Stored records
==*==

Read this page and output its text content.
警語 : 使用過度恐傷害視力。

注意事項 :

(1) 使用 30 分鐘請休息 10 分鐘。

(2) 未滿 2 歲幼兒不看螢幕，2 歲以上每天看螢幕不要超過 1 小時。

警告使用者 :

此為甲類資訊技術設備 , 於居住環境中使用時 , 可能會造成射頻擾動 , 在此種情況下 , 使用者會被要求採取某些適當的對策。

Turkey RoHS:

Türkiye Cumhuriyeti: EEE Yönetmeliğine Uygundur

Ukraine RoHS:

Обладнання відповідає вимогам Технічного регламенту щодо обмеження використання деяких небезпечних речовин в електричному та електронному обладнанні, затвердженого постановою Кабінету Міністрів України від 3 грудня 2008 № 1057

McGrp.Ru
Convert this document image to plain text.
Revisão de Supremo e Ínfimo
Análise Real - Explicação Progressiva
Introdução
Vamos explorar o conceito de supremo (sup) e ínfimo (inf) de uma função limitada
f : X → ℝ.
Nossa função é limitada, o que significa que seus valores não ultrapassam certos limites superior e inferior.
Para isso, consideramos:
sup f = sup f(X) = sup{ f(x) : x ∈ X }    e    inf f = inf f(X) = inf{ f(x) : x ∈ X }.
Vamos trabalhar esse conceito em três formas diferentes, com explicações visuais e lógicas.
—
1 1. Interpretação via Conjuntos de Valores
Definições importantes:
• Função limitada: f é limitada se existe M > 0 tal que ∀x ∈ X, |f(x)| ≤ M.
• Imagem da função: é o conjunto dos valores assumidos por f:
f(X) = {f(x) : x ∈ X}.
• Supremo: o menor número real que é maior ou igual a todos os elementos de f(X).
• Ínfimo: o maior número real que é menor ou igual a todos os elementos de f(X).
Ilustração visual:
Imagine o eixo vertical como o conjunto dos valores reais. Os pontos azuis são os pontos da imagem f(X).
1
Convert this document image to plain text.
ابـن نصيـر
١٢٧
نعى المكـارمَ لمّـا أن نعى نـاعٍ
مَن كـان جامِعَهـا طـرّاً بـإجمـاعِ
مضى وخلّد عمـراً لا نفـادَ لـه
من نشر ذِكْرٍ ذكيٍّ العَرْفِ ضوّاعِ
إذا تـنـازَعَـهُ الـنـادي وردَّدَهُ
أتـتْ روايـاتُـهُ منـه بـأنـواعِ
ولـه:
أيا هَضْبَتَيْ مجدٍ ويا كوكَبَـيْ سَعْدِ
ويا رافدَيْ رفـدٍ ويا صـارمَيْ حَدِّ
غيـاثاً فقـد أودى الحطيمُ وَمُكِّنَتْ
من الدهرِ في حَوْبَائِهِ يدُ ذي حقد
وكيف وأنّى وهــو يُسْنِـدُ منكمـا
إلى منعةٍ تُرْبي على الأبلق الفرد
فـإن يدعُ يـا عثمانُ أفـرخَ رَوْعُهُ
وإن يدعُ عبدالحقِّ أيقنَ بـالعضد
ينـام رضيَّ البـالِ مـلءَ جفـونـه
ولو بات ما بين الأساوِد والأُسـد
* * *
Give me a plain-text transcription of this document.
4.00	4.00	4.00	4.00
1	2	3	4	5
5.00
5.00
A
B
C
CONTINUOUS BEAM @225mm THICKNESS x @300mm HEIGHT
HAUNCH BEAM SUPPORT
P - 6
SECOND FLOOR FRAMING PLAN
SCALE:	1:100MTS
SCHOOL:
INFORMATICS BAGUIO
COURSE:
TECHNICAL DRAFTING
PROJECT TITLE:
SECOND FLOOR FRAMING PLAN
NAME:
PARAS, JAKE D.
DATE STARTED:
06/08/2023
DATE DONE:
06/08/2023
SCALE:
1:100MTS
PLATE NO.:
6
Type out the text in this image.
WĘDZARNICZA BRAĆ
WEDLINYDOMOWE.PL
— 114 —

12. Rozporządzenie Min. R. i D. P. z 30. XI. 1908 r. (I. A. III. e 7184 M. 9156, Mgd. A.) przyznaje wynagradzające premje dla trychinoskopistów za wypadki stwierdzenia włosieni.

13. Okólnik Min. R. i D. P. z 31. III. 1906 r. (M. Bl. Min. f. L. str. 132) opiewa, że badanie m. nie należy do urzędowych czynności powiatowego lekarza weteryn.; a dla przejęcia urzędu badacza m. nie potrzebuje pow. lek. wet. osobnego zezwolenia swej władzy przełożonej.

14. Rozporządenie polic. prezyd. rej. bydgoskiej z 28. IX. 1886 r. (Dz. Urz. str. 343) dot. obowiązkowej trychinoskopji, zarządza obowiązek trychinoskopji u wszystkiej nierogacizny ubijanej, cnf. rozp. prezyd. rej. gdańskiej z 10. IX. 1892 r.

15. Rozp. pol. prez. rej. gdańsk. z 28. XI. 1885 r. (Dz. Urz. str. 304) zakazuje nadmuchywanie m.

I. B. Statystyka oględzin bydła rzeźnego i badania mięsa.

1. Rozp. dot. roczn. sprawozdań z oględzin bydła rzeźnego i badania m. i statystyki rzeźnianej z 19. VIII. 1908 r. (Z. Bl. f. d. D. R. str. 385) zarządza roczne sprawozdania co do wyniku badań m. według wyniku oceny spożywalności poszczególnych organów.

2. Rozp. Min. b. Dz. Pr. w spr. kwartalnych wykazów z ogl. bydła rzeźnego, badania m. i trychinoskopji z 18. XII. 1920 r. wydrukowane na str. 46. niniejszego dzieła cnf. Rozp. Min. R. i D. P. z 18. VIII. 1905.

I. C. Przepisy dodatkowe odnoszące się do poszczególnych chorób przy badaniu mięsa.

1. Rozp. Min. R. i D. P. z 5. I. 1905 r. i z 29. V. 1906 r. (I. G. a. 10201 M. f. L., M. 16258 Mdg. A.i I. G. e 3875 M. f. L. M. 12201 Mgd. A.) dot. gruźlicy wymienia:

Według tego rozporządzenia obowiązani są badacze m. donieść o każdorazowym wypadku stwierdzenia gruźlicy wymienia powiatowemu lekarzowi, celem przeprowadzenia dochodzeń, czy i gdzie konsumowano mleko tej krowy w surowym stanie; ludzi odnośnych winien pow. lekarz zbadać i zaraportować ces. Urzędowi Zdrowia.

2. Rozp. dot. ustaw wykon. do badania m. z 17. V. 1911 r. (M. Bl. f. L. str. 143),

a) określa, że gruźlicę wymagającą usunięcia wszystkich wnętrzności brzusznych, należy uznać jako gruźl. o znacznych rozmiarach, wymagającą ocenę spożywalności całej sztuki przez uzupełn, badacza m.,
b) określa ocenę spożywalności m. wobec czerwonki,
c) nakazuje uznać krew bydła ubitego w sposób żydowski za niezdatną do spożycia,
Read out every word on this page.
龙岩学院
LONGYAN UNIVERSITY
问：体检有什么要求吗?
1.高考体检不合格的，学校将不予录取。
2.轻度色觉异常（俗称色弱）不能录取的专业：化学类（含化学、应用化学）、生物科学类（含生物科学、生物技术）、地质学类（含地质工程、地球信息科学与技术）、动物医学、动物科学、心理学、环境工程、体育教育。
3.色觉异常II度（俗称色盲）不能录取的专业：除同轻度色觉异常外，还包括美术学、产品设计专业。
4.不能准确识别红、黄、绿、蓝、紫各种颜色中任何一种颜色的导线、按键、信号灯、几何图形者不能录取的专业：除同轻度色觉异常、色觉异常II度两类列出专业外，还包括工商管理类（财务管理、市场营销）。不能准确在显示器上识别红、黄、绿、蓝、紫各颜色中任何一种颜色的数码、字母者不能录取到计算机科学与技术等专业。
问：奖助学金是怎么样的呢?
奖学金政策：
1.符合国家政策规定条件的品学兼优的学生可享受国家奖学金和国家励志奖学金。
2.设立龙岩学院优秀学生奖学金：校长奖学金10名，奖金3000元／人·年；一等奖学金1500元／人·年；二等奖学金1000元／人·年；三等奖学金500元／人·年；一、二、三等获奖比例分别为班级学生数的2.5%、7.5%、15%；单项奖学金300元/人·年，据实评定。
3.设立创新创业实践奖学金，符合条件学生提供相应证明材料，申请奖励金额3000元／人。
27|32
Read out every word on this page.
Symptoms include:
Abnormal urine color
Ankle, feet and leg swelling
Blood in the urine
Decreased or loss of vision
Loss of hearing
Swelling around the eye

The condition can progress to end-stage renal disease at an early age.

==*==

What to produce:
Go through the material above and copy each line that has the word "zarządza".

Task output:
14. Rozporządenie polic. prezyd. rej. bydgoskiej z 28. IX. 1886 r. (Dz. Urz. str. 343) dot. obowiązkowej trychinoskopji, zarządza obowiązek trychinoskopji u wszystkiej nierogacizny ubijanej, cnf. rozp. prezyd. rej. gdańskiej z 10. IX. 1892 r.
1. Rozp. dot. roczn. sprawozdań z oględzin bydła rzeźnego i badania m. i statystyki rzeźnianej z 19. VIII. 1908 r. (Z. Bl. f. d. D. R. str. 385) zarządza roczne sprawozdania co do wyniku badań m. według wyniku oceny spożywalności poszczególnych organów.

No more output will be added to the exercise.